> _DIRECTIONS FOR THIS TASK_
Copy every line of the material below word for word.

[Data records]
-=-=-=-=-
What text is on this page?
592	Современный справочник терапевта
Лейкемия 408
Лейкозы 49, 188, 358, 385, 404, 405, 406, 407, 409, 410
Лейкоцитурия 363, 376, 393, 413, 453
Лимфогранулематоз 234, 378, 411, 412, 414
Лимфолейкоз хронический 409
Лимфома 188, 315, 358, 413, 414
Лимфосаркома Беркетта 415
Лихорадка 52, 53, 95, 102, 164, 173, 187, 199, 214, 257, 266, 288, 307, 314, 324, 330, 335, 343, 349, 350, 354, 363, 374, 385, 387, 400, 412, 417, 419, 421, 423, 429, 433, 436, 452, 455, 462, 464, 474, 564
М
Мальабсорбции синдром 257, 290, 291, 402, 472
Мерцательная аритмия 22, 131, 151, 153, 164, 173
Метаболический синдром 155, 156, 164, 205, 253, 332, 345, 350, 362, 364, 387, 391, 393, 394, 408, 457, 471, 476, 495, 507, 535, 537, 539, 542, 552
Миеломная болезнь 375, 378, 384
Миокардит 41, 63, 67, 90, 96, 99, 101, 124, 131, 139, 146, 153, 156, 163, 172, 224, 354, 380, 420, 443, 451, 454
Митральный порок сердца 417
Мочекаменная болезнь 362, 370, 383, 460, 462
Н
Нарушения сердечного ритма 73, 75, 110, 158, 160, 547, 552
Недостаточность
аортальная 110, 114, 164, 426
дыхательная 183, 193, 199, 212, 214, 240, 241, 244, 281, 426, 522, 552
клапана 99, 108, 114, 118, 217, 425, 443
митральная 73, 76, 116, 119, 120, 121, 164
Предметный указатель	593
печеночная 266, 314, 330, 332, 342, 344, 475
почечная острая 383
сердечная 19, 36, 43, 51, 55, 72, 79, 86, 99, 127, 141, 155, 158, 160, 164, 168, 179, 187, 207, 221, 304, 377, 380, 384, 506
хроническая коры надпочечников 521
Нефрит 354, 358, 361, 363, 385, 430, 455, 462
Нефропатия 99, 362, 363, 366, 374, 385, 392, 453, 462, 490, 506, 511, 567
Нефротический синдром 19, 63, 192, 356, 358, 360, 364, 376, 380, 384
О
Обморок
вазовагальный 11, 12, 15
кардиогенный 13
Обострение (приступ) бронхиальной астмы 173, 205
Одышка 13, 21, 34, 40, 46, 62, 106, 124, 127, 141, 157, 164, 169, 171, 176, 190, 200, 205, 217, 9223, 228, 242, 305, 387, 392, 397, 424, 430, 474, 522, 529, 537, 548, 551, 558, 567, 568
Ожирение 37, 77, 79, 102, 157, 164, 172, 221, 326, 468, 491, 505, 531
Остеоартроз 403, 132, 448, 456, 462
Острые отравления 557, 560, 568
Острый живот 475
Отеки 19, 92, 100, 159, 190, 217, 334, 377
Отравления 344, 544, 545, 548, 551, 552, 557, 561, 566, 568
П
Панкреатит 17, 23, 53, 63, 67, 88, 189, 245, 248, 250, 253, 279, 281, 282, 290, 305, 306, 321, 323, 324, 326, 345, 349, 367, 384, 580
-=-=-=-=-
> _EXPECTED ANSWER_
What text is on this page?
592	Современный справочник терапевта
Лейкемия 408
Лейкозы 49, 188, 358, 385, 404, 405, 406, 407, 409, 410
Лейкоцитурия 363, 376, 393, 413, 453
Лимфогранулематоз 234, 378, 411, 412, 414
Лимфолейкоз хронический 409
Лимфома 188, 315, 358, 413, 414
Лимфосаркома Беркетта 415
Лихорадка 52, 53, 95, 102, 164, 173, 187, 199, 214, 257, 266, 288, 307, 314, 324, 330, 335, 343, 349, 350, 354, 363, 374, 385, 387, 400, 412, 417, 419, 421, 423, 429, 433, 436, 452, 455, 462, 464, 474, 564
М
Мальабсорбции синдром 257, 290, 291, 402, 472
Мерцательная аритмия 22, 131, 151, 153, 164, 173
Метаболический синдром 155, 156, 164, 205, 253, 332, 345, 350, 362, 364, 387, 391, 393, 394, 408, 457, 471, 476, 495, 507, 535, 537, 539, 542, 552
Миеломная болезнь 375, 378, 384
Миокардит 41, 63, 67, 90, 96, 99, 101, 124, 131, 139, 146, 153, 156, 163, 172, 224, 354, 380, 420, 443, 451, 454
Митральный порок сердца 417
Мочекаменная болезнь 362, 370, 383, 460, 462
Н
Нарушения сердечного ритма 73, 75, 110, 158, 160, 547, 552
Недостаточность
аортальная 110, 114, 164, 426
дыхательная 183, 193, 199, 212, 214, 240, 241, 244, 281, 426, 522, 552
клапана 99, 108, 114, 118, 217, 425, 443
митральная 73, 76, 116, 119, 120, 121, 164
Предметный указатель	593
печеночная 266, 314, 330, 332, 342, 344, 475
почечная острая 383
сердечная 19, 36, 43, 51, 55, 72, 79, 86, 99, 127, 141, 155, 158, 160, 164, 168, 179, 187, 207, 221, 304, 377, 380, 384, 506
хроническая коры надпочечников 521
Нефрит 354, 358, 361, 363, 385, 430, 455, 462
Нефропатия 99, 362, 363, 366, 374, 385, 392, 453, 462, 490, 506, 511, 567
Нефротический синдром 19, 63, 192, 356, 358, 360, 364, 376, 380, 384
О
Обморок
вазовагальный 11, 12, 15
кардиогенный 13
Обострение (приступ) бронхиальной астмы 173, 205
Одышка 13, 21, 34, 40, 46, 62, 106, 124, 127, 141, 157, 164, 169, 171, 176, 190, 200, 205, 217, 9223, 228, 242, 305, 387, 392, 397, 424, 430, 474, 522, 529, 537, 548, 551, 558, 567, 568
Ожирение 37, 77, 79, 102, 157, 164, 172, 221, 326, 468, 491, 505, 531
Остеоартроз 403, 132, 448, 456, 462
Острые отравления 557, 560, 568
Острый живот 475
Отеки 19, 92, 100, 159, 190, 217, 334, 377
Отравления 344, 544, 545, 548, 551, 552, 557, 561, 566, 568
П
Панкреатит 17, 23, 53, 63, 67, 88, 189, 245, 248, 250, 253, 279, 281, 282, 290, 305, 306, 321, 323, 324, 326, 345, 349, 367, 384, 580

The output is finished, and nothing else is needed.